• _Aim of the task_
Give back the records below exactly, every one, with no pictures.

• _Rows_

## start

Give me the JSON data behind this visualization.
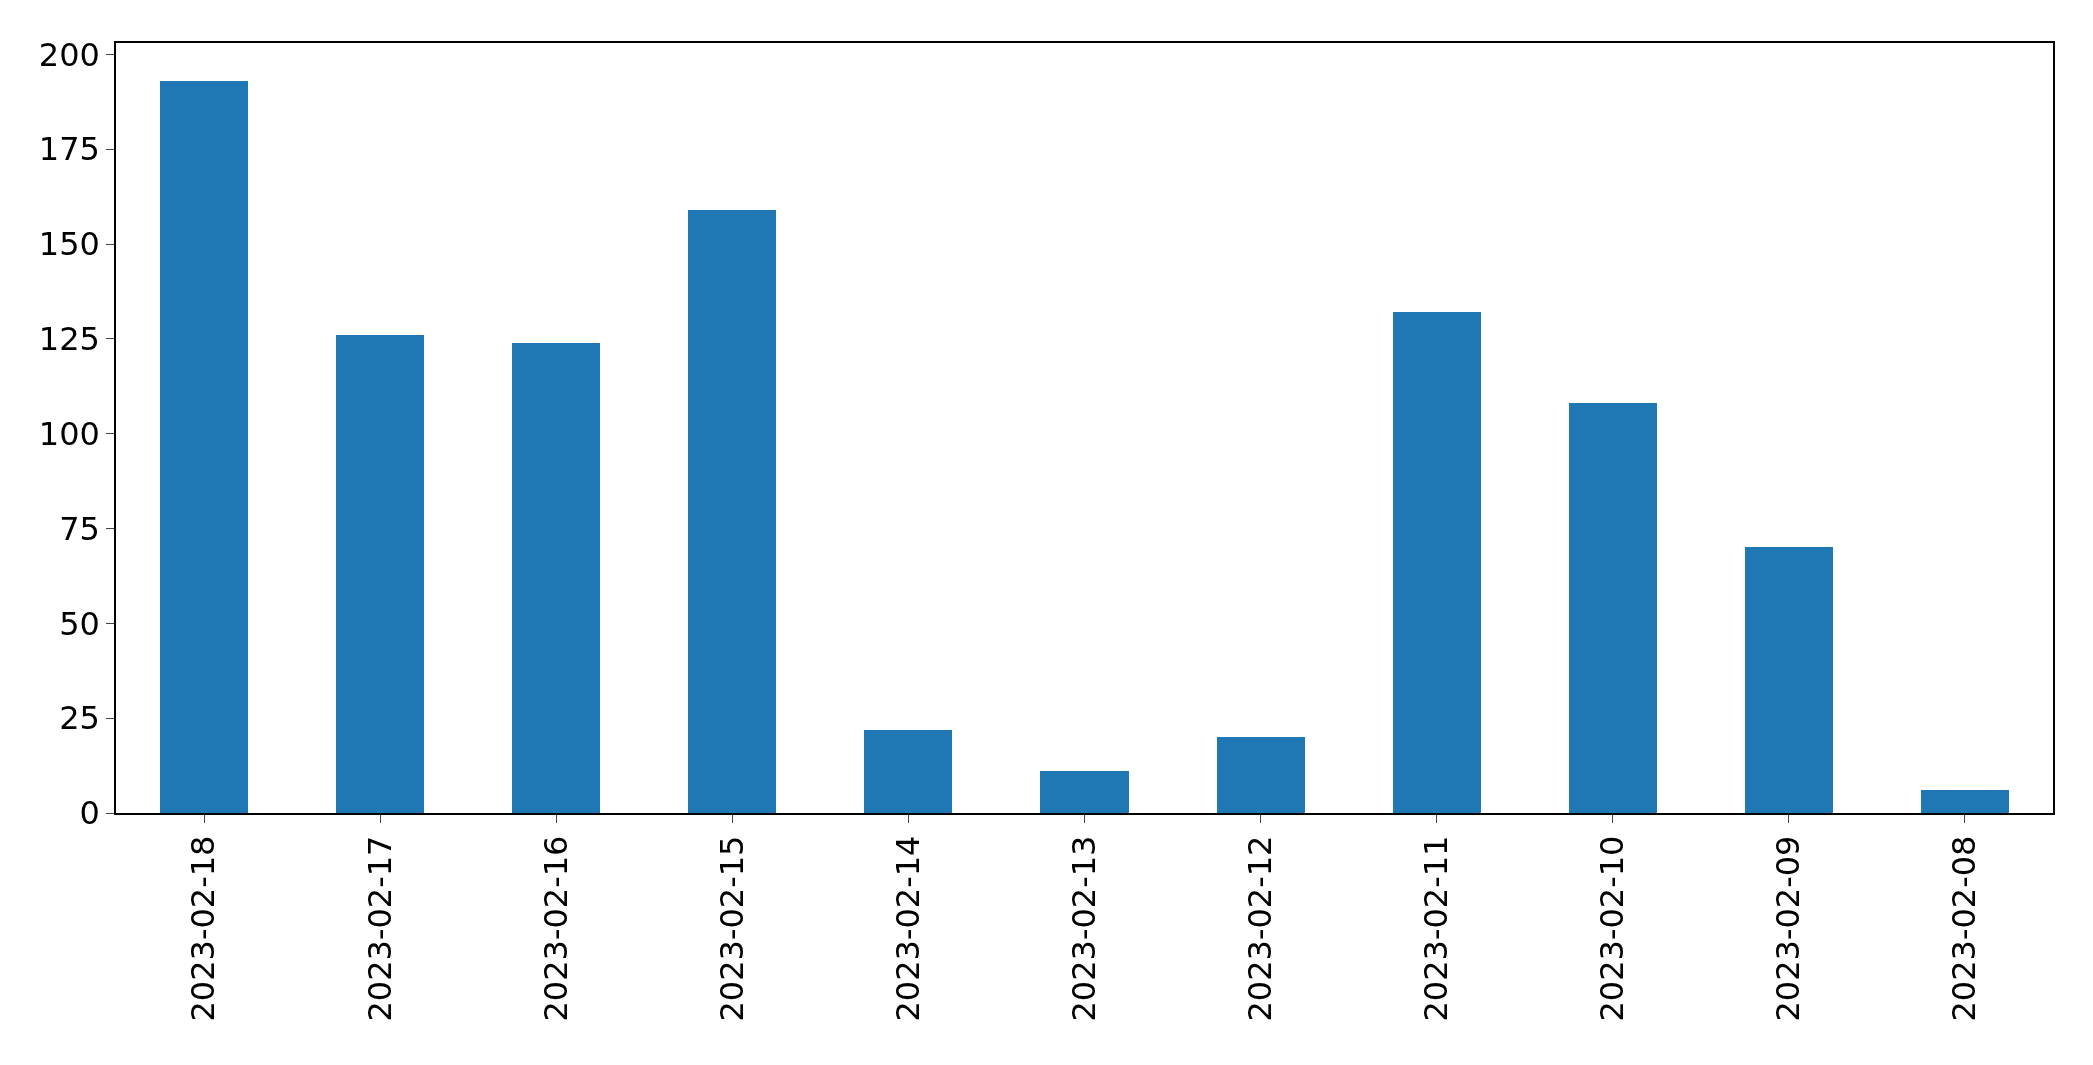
{
  "chart_data": {
    "type": "bar",
    "categories": [
      "2023-02-18",
      "2023-02-17",
      "2023-02-16",
      "2023-02-15",
      "2023-02-14",
      "2023-02-13",
      "2023-02-12",
      "2023-02-11",
      "2023-02-10",
      "2023-02-09",
      "2023-02-08"
    ],
    "values": [
      193,
      126,
      124,
      159,
      22,
      11,
      20,
      132,
      108,
      70,
      6
    ],
    "color": "#1f77b4",
    "ylim": [
      0,
      203
    ],
    "yticks": [
      0,
      25,
      50,
      75,
      100,
      125,
      150,
      175,
      200
    ]
  }
}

## end

• _Answer to the task_
Give me the JSON data behind this visualization.
{
  "chart_data": {
    "type": "bar",
    "categories": [
      "2023-02-18",
      "2023-02-17",
      "2023-02-16",
      "2023-02-15",
      "2023-02-14",
      "2023-02-13",
      "2023-02-12",
      "2023-02-11",
      "2023-02-10",
      "2023-02-09",
      "2023-02-08"
    ],
    "values": [
      193,
      126,
      124,
      159,
      22,
      11,
      20,
      132,
      108,
      70,
      6
    ],
    "color": "#1f77b4",
    "ylim": [
      0,
      203
    ],
    "yticks": [
      0,
      25,
      50,
      75,
      100,
      125,
      150,
      175,
      200
    ]
  }
}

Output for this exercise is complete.